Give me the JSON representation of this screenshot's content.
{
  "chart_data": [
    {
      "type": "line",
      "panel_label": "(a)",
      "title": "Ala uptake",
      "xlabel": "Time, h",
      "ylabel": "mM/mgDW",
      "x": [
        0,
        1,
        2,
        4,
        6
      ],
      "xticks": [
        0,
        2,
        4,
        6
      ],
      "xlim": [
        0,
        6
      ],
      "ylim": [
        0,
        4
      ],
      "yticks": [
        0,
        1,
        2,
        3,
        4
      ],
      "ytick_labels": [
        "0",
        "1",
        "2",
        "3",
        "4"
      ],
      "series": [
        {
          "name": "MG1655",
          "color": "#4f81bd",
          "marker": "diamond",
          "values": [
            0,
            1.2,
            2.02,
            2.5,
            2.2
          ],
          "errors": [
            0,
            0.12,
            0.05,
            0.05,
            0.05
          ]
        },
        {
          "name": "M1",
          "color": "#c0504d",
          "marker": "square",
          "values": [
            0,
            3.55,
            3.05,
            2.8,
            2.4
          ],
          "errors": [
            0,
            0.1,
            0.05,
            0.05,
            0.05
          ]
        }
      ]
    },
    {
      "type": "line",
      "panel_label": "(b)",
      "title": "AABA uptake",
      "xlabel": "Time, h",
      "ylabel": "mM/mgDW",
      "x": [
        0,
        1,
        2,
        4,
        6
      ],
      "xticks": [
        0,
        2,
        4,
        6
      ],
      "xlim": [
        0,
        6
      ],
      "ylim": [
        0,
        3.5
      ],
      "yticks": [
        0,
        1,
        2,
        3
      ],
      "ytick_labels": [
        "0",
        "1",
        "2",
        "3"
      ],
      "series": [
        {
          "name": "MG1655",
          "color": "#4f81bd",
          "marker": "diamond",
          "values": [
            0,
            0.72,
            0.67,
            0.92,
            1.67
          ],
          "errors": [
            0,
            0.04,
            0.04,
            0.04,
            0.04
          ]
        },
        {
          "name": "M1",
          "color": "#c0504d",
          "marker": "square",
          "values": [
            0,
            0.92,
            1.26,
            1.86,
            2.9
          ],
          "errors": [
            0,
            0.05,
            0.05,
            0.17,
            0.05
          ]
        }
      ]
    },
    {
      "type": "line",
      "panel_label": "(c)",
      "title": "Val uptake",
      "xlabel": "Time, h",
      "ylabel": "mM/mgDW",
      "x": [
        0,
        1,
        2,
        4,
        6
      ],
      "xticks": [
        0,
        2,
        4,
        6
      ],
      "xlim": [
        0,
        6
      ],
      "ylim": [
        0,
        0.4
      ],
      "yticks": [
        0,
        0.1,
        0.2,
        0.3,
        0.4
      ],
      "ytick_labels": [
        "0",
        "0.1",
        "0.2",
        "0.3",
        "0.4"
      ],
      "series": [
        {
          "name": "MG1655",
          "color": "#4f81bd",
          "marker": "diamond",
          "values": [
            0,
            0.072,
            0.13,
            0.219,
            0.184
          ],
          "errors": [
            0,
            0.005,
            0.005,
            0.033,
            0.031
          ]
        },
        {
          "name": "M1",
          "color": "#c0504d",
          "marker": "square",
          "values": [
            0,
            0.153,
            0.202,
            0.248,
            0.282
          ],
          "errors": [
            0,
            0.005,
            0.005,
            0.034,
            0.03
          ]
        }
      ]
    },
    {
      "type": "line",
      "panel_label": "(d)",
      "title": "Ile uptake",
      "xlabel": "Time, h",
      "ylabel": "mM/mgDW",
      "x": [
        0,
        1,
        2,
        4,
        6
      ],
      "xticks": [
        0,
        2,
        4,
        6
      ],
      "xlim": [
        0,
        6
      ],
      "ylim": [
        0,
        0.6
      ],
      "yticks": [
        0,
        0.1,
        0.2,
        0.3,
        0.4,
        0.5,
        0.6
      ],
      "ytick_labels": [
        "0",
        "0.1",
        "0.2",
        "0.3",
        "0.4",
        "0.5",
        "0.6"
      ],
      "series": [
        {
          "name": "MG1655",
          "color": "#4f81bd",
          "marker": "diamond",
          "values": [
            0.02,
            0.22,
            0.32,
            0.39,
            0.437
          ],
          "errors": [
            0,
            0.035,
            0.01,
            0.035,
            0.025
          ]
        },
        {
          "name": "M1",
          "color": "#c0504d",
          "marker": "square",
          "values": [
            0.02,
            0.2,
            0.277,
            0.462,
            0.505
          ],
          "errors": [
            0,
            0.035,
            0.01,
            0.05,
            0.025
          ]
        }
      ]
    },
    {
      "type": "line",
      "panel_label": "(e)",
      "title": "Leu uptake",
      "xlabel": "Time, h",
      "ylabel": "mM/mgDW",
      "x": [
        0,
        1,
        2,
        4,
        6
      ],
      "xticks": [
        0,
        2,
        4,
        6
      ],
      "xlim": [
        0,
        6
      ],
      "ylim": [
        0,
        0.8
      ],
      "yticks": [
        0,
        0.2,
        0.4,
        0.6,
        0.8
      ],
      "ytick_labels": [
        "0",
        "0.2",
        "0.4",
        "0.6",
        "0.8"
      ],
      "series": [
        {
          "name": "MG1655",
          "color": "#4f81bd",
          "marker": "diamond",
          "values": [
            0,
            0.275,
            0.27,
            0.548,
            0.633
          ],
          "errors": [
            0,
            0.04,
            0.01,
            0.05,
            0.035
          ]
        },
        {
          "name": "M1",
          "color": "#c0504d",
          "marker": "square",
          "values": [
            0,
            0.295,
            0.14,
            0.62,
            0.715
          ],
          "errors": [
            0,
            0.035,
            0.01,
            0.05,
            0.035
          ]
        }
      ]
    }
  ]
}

------------------------------------------------

TASK DESCRIPTION:
Every entry needs to be retyped exactly.

TASK RESULT:
Give me the JSON representation of this screenshot's content.
{
  "chart_data": [
    {
      "type": "line",
      "panel_label": "(a)",
      "title": "Ala uptake",
      "xlabel": "Time, h",
      "ylabel": "mM/mgDW",
      "x": [
        0,
        1,
        2,
        4,
        6
      ],
      "xticks": [
        0,
        2,
        4,
        6
      ],
      "xlim": [
        0,
        6
      ],
      "ylim": [
        0,
        4
      ],
      "yticks": [
        0,
        1,
        2,
        3,
        4
      ],
      "ytick_labels": [
        "0",
        "1",
        "2",
        "3",
        "4"
      ],
      "series": [
        {
          "name": "MG1655",
          "color": "#4f81bd",
          "marker": "diamond",
          "values": [
            0,
            1.2,
            2.02,
            2.5,
            2.2
          ],
          "errors": [
            0,
            0.12,
            0.05,
            0.05,
            0.05
          ]
        },
        {
          "name": "M1",
          "color": "#c0504d",
          "marker": "square",
          "values": [
            0,
            3.55,
            3.05,
            2.8,
            2.4
          ],
          "errors": [
            0,
            0.1,
            0.05,
            0.05,
            0.05
          ]
        }
      ]
    },
    {
      "type": "line",
      "panel_label": "(b)",
      "title": "AABA uptake",
      "xlabel": "Time, h",
      "ylabel": "mM/mgDW",
      "x": [
        0,
        1,
        2,
        4,
        6
      ],
      "xticks": [
        0,
        2,
        4,
        6
      ],
      "xlim": [
        0,
        6
      ],
      "ylim": [
        0,
        3.5
      ],
      "yticks": [
        0,
        1,
        2,
        3
      ],
      "ytick_labels": [
        "0",
        "1",
        "2",
        "3"
      ],
      "series": [
        {
          "name": "MG1655",
          "color": "#4f81bd",
          "marker": "diamond",
          "values": [
            0,
            0.72,
            0.67,
            0.92,
            1.67
          ],
          "errors": [
            0,
            0.04,
            0.04,
            0.04,
            0.04
          ]
        },
        {
          "name": "M1",
          "color": "#c0504d",
          "marker": "square",
          "values": [
            0,
            0.92,
            1.26,
            1.86,
            2.9
          ],
          "errors": [
            0,
            0.05,
            0.05,
            0.17,
            0.05
          ]
        }
      ]
    },
    {
      "type": "line",
      "panel_label": "(c)",
      "title": "Val uptake",
      "xlabel": "Time, h",
      "ylabel": "mM/mgDW",
      "x": [
        0,
        1,
        2,
        4,
        6
      ],
      "xticks": [
        0,
        2,
        4,
        6
      ],
      "xlim": [
        0,
        6
      ],
      "ylim": [
        0,
        0.4
      ],
      "yticks": [
        0,
        0.1,
        0.2,
        0.3,
        0.4
      ],
      "ytick_labels": [
        "0",
        "0.1",
        "0.2",
        "0.3",
        "0.4"
      ],
      "series": [
        {
          "name": "MG1655",
          "color": "#4f81bd",
          "marker": "diamond",
          "values": [
            0,
            0.072,
            0.13,
            0.219,
            0.184
          ],
          "errors": [
            0,
            0.005,
            0.005,
            0.033,
            0.031
          ]
        },
        {
          "name": "M1",
          "color": "#c0504d",
          "marker": "square",
          "values": [
            0,
            0.153,
            0.202,
            0.248,
            0.282
          ],
          "errors": [
            0,
            0.005,
            0.005,
            0.034,
            0.03
          ]
        }
      ]
    },
    {
      "type": "line",
      "panel_label": "(d)",
      "title": "Ile uptake",
      "xlabel": "Time, h",
      "ylabel": "mM/mgDW",
      "x": [
        0,
        1,
        2,
        4,
        6
      ],
      "xticks": [
        0,
        2,
        4,
        6
      ],
      "xlim": [
        0,
        6
      ],
      "ylim": [
        0,
        0.6
      ],
      "yticks": [
        0,
        0.1,
        0.2,
        0.3,
        0.4,
        0.5,
        0.6
      ],
      "ytick_labels": [
        "0",
        "0.1",
        "0.2",
        "0.3",
        "0.4",
        "0.5",
        "0.6"
      ],
      "series": [
        {
          "name": "MG1655",
          "color": "#4f81bd",
          "marker": "diamond",
          "values": [
            0.02,
            0.22,
            0.32,
            0.39,
            0.437
          ],
          "errors": [
            0,
            0.035,
            0.01,
            0.035,
            0.025
          ]
        },
        {
          "name": "M1",
          "color": "#c0504d",
          "marker": "square",
          "values": [
            0.02,
            0.2,
            0.277,
            0.462,
            0.505
          ],
          "errors": [
            0,
            0.035,
            0.01,
            0.05,
            0.025
          ]
        }
      ]
    },
    {
      "type": "line",
      "panel_label": "(e)",
      "title": "Leu uptake",
      "xlabel": "Time, h",
      "ylabel": "mM/mgDW",
      "x": [
        0,
        1,
        2,
        4,
        6
      ],
      "xticks": [
        0,
        2,
        4,
        6
      ],
      "xlim": [
        0,
        6
      ],
      "ylim": [
        0,
        0.8
      ],
      "yticks": [
        0,
        0.2,
        0.4,
        0.6,
        0.8
      ],
      "ytick_labels": [
        "0",
        "0.2",
        "0.4",
        "0.6",
        "0.8"
      ],
      "series": [
        {
          "name": "MG1655",
          "color": "#4f81bd",
          "marker": "diamond",
          "values": [
            0,
            0.275,
            0.27,
            0.548,
            0.633
          ],
          "errors": [
            0,
            0.04,
            0.01,
            0.05,
            0.035
          ]
        },
        {
          "name": "M1",
          "color": "#c0504d",
          "marker": "square",
          "values": [
            0,
            0.295,
            0.14,
            0.62,
            0.715
          ],
          "errors": [
            0,
            0.035,
            0.01,
            0.05,
            0.035
          ]
        }
      ]
    }
  ]
}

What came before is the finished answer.